╔══

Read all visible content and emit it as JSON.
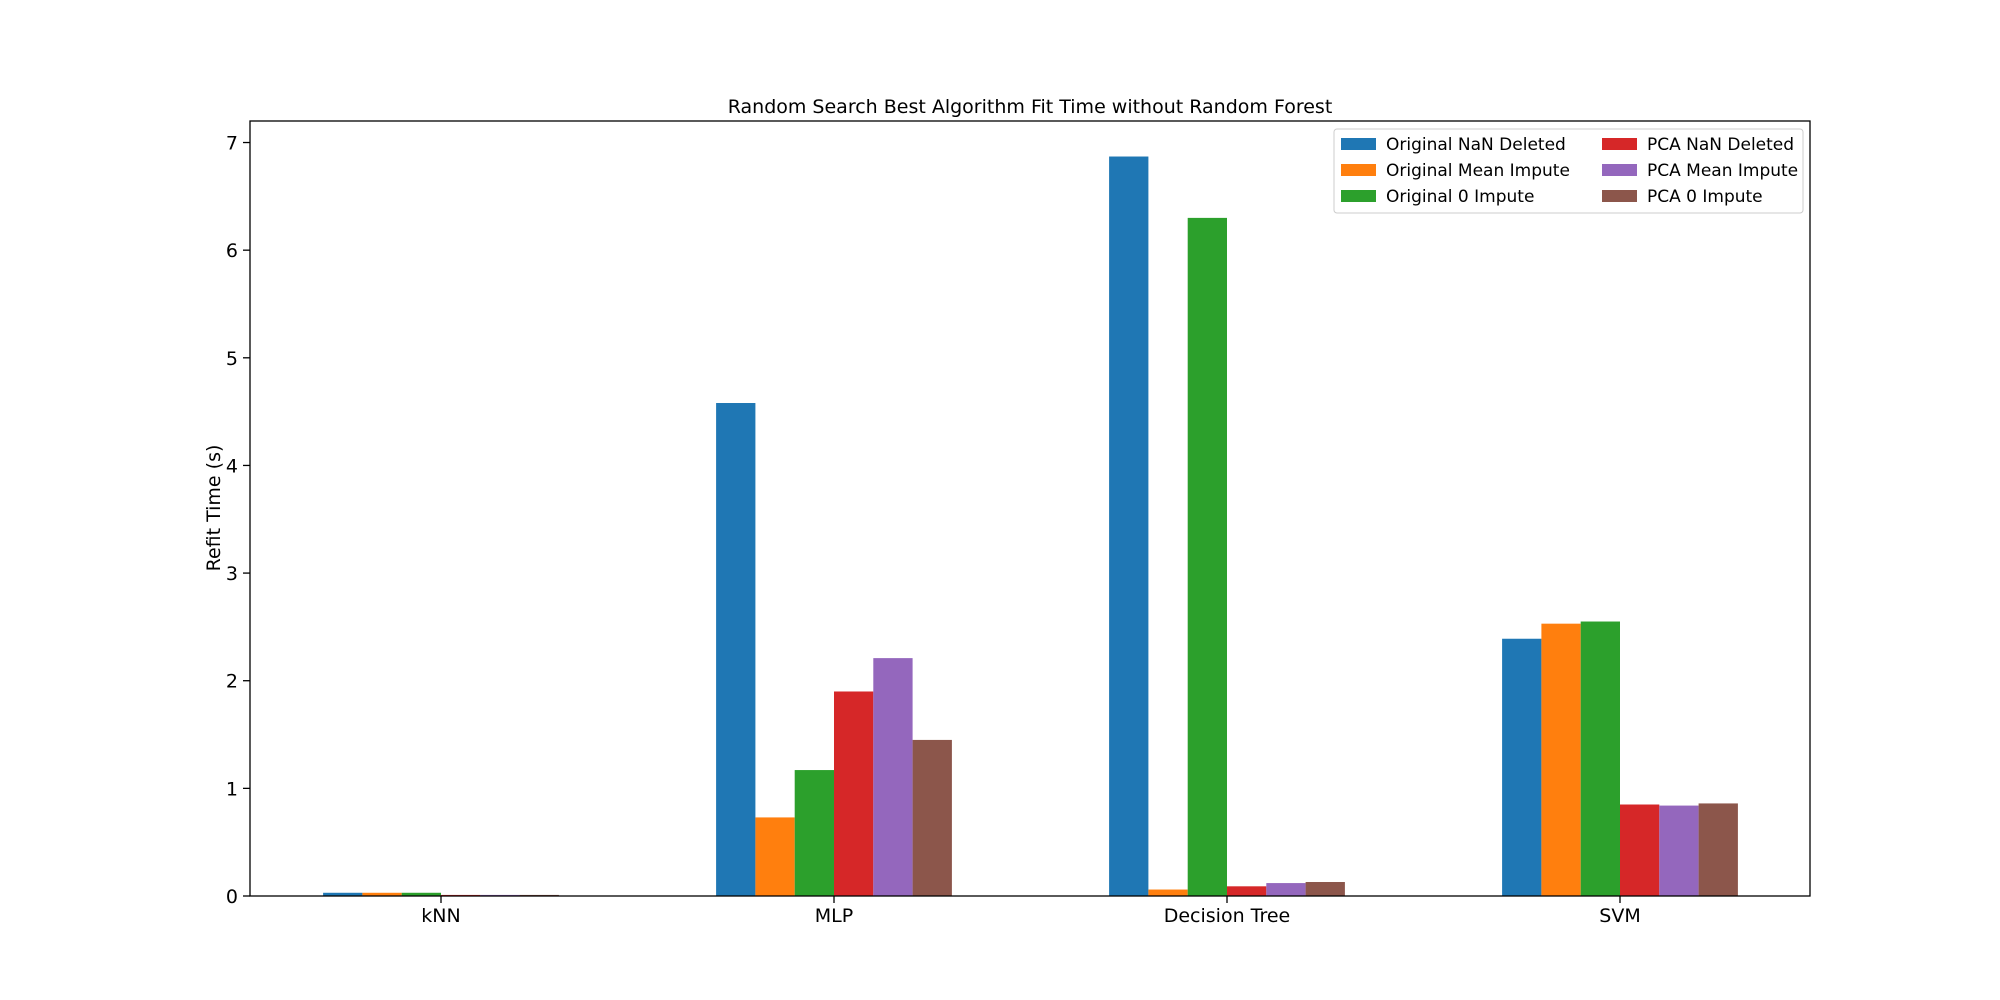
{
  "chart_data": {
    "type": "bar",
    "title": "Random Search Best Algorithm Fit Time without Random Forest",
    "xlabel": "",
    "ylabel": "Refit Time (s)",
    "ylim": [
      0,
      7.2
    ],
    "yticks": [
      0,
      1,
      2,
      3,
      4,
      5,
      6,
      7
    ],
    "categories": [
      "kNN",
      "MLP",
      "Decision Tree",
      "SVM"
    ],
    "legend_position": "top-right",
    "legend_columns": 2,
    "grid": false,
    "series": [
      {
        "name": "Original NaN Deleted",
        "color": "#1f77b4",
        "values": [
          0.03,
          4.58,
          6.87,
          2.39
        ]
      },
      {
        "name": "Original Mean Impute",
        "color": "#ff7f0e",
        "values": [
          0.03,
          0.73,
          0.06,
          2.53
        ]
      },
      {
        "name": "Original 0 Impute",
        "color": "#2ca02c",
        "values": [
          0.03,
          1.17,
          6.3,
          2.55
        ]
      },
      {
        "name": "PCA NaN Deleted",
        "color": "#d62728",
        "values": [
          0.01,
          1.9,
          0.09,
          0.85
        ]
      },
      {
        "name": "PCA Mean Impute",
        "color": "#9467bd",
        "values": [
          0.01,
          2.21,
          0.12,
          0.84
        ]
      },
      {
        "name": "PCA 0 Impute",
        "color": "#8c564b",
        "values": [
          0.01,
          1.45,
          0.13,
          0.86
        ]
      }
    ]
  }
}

╚══
╔══

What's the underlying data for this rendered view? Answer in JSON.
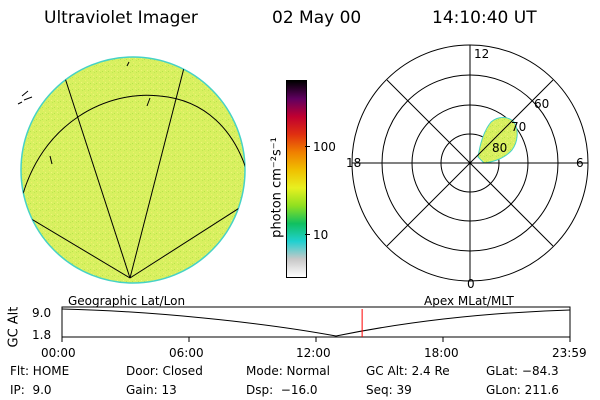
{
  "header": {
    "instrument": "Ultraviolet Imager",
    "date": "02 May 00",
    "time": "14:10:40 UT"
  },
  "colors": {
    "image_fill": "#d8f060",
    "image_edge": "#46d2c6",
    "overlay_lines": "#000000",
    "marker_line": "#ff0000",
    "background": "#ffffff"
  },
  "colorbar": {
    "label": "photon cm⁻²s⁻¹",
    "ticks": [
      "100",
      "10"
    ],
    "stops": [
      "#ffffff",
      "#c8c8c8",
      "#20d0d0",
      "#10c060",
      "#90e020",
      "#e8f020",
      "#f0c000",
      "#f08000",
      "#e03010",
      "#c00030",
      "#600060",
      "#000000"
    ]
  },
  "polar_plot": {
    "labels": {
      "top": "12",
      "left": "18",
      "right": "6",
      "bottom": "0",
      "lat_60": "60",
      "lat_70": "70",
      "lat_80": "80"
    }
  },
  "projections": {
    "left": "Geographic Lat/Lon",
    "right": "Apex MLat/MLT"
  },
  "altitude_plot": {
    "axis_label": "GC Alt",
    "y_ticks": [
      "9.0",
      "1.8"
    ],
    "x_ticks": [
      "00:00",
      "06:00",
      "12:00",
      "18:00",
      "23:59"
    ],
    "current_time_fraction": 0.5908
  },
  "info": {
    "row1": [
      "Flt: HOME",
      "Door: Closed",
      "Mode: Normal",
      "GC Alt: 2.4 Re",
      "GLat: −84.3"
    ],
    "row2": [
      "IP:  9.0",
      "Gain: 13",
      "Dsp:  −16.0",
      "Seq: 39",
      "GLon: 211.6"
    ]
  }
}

╚══

• **STATED PROBLEM**
Copy each line of the listing that includes "name".

• **CORRECT RESPONSE**
        "name": "Original NaN Deleted",
        "name": "Original Mean Impute",
        "name": "Original 0 Impute",
        "name": "PCA NaN Deleted",
        "name": "PCA Mean Impute",
        "name": "PCA 0 Impute",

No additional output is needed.